[Start Available data]

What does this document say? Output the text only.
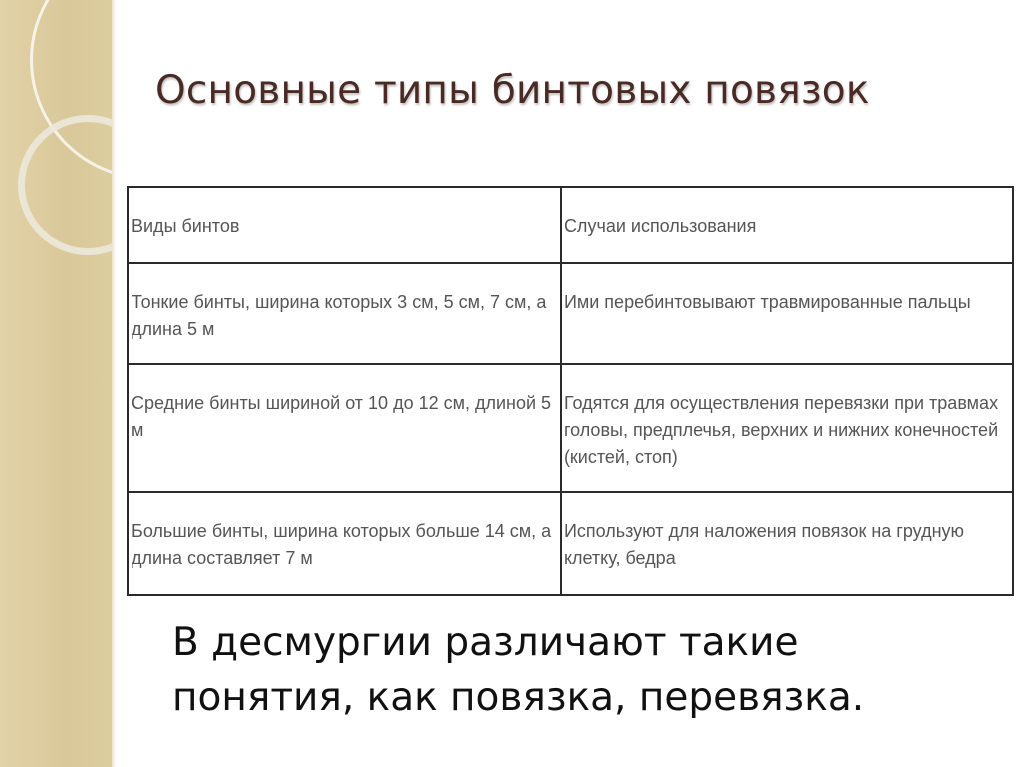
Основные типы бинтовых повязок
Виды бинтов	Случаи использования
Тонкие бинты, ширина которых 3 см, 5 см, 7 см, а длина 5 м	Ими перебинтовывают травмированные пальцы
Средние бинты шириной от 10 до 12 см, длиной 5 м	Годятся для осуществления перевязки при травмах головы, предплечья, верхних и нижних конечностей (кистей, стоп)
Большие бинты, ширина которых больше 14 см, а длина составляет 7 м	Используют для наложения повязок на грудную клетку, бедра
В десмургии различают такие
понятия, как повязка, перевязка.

[End Available data]

# Aim
Set each line of the records down exactly, leaving every picture out.

# Correct answer
What does this document say? Output the text only.
Основные типы бинтовых повязок
Виды бинтов	Случаи использования
Тонкие бинты, ширина которых 3 см, 5 см, 7 см, а длина 5 м	Ими перебинтовывают травмированные пальцы
Средние бинты шириной от 10 до 12 см, длиной 5 м	Годятся для осуществления перевязки при травмах головы, предплечья, верхних и нижних конечностей (кистей, стоп)
Большие бинты, ширина которых больше 14 см, а длина составляет 7 м	Используют для наложения повязок на грудную клетку, бедра
В десмургии различают такие
понятия, как повязка, перевязка.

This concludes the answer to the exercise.